### SET TASK
From the entries that follow, extract each line holding the string "overline".

### Items from a dataset
"""
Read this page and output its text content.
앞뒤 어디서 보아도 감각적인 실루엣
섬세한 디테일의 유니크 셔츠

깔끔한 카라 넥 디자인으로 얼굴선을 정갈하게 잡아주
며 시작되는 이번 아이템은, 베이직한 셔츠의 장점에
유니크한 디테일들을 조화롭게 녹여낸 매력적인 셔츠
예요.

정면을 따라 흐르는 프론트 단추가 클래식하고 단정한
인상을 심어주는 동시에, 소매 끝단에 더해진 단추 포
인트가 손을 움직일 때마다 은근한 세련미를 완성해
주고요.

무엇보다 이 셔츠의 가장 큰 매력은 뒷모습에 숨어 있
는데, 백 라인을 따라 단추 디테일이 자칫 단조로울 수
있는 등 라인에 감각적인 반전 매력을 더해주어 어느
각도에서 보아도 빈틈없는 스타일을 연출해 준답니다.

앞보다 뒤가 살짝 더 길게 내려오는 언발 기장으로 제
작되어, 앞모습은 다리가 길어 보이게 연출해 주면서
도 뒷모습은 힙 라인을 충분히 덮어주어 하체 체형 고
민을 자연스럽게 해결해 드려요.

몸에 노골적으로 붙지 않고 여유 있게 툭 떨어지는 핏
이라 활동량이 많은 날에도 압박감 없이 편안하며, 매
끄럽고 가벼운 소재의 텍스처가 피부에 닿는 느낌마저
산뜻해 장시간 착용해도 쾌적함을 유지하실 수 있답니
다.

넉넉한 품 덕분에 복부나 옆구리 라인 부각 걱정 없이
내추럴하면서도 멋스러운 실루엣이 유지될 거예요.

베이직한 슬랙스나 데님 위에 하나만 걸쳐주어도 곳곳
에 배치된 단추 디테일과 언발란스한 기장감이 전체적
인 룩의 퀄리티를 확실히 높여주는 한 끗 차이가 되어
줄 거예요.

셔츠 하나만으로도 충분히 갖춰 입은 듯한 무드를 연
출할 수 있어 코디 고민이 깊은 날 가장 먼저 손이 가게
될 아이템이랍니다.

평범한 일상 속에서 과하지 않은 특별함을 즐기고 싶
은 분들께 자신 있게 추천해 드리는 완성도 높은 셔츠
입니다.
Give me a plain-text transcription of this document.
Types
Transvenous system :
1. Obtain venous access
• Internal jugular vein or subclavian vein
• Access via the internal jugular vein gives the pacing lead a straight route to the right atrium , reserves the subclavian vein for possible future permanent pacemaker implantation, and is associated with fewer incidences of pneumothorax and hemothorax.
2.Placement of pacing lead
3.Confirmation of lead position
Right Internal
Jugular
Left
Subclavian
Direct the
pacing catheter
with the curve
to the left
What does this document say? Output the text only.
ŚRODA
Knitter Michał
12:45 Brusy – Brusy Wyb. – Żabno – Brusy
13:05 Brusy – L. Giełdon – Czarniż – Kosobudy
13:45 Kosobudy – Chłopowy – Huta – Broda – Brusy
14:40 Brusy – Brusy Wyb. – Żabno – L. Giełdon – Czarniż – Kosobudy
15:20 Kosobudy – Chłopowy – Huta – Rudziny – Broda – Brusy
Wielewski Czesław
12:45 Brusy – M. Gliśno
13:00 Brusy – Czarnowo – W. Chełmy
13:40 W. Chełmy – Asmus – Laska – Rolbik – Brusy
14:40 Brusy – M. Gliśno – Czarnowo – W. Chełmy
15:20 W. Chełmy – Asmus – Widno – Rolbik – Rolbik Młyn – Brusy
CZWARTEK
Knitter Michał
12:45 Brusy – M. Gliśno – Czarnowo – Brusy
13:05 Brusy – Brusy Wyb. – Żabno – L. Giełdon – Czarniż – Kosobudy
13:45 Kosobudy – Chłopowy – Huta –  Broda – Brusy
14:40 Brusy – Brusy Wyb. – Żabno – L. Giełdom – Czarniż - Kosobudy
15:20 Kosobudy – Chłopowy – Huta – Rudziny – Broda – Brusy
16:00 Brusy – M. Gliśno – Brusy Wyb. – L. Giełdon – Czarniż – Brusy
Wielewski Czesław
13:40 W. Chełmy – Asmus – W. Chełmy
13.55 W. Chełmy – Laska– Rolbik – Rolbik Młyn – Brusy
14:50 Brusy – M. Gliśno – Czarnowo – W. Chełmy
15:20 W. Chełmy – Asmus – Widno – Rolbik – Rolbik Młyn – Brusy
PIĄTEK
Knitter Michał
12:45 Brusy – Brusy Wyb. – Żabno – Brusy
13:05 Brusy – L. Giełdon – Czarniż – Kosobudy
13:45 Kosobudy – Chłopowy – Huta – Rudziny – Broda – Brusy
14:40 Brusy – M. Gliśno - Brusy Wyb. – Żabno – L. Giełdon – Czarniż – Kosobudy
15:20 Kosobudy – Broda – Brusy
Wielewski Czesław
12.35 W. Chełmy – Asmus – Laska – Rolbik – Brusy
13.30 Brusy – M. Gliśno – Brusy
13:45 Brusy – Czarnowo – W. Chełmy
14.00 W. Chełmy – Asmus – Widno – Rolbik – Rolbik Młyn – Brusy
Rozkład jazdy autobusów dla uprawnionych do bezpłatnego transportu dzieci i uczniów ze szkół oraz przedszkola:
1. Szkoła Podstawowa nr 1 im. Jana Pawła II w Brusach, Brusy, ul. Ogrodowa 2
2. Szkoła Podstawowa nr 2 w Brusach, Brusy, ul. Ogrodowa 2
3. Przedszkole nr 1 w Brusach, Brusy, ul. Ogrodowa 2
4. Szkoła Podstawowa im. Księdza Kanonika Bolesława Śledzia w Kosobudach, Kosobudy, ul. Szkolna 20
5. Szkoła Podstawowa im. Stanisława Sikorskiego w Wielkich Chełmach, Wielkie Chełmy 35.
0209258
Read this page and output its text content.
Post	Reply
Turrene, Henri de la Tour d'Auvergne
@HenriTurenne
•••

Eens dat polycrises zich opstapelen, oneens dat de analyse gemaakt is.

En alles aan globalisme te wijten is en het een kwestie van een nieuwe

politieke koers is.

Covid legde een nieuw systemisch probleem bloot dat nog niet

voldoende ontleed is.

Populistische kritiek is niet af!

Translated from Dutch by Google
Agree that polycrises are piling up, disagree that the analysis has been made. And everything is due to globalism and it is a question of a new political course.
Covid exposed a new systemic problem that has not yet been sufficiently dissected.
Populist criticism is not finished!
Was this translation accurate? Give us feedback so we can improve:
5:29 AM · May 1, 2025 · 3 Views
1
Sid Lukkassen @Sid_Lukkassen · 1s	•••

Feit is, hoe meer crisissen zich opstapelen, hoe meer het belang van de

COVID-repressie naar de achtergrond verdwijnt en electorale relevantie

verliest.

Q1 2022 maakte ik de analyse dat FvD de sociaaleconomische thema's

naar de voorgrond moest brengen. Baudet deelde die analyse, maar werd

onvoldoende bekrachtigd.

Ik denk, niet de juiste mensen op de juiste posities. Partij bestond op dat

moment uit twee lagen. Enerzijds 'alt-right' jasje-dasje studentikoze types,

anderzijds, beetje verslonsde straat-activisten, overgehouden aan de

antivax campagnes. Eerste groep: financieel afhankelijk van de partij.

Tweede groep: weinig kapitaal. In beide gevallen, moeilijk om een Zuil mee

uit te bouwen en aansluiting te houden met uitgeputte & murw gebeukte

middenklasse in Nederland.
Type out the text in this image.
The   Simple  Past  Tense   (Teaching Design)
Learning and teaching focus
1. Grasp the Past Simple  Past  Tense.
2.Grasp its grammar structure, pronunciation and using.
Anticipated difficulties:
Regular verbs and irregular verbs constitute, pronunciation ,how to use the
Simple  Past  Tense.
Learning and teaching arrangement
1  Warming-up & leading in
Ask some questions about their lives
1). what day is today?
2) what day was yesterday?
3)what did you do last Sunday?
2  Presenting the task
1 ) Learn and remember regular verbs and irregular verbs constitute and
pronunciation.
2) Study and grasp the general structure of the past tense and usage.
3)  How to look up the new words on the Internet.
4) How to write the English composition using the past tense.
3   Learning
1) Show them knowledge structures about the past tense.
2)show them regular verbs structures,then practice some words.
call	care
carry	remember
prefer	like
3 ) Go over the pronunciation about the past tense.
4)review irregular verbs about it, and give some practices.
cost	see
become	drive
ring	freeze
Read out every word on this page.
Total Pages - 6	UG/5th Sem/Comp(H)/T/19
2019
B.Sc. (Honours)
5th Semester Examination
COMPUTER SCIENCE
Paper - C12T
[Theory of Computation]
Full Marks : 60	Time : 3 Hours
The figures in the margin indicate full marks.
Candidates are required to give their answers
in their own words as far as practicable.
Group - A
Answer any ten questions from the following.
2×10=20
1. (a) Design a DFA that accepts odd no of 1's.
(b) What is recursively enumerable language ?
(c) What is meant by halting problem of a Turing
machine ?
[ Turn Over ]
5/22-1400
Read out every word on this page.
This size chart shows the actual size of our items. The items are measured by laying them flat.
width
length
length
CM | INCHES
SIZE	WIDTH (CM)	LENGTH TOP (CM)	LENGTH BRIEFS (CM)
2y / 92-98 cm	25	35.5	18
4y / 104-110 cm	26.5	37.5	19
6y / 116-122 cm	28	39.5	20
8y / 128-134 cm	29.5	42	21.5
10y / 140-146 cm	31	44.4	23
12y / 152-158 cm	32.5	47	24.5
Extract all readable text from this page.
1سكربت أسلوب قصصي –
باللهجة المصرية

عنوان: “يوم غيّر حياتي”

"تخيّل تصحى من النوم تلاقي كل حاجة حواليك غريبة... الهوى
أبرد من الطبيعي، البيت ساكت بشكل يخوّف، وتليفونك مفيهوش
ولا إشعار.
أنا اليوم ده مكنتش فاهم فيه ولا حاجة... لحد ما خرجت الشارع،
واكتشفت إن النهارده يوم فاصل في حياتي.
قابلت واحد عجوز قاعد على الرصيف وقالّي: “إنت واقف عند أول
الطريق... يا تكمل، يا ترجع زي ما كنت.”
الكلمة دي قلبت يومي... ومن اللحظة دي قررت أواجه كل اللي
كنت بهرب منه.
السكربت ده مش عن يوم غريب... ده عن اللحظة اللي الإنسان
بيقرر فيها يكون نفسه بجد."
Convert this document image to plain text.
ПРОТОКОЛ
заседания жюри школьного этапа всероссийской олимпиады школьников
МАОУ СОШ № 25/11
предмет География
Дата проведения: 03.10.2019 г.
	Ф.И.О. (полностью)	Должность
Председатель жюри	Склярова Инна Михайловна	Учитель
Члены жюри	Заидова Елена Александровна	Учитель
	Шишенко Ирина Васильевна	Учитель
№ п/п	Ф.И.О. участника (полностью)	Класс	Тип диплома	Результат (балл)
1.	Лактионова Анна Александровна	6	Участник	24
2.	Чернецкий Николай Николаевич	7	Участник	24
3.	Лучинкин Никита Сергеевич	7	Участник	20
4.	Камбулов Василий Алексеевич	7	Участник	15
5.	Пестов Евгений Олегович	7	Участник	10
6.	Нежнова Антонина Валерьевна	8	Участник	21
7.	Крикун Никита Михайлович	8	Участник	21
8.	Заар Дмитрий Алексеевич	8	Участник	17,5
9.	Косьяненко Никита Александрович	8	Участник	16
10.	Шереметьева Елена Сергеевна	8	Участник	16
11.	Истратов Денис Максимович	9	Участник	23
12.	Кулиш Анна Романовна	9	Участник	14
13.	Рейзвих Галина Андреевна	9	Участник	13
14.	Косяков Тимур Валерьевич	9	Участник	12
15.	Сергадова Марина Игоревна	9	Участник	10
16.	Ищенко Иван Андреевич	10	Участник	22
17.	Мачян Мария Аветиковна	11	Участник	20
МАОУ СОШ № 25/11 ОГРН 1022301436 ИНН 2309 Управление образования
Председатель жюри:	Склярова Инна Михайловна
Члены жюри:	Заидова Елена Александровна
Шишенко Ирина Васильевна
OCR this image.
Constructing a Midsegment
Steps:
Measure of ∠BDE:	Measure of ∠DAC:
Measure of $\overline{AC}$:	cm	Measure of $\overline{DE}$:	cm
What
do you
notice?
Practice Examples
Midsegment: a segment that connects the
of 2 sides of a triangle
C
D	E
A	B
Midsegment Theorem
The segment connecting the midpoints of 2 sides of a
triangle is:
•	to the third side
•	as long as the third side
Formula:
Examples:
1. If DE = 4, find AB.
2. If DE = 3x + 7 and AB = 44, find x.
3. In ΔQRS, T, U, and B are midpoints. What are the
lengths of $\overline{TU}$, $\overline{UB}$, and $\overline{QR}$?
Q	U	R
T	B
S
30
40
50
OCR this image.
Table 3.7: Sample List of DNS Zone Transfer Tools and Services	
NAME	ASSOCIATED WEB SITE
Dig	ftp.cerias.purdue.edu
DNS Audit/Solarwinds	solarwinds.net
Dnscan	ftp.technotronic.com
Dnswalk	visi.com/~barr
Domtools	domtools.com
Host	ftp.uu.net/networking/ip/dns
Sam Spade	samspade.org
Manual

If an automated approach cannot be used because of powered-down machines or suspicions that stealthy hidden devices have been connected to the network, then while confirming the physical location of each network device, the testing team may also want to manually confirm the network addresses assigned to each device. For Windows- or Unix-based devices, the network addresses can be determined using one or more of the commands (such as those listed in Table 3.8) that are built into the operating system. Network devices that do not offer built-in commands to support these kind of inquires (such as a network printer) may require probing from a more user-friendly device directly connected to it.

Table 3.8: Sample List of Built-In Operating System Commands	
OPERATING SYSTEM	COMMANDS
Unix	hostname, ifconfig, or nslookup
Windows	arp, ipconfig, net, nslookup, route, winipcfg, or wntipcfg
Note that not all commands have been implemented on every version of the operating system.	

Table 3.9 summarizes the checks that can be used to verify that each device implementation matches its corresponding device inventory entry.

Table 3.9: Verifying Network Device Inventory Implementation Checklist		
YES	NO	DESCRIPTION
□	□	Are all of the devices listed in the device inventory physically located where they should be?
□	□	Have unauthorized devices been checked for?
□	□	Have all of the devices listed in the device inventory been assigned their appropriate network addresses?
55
"""
### WRITTEN RESPONSE
Measure of $\overline{AC}$:	cm	Measure of $\overline{DE}$:	cm
lengths of $\overline{TU}$, $\overline{UB}$, and $\overline{QR}$?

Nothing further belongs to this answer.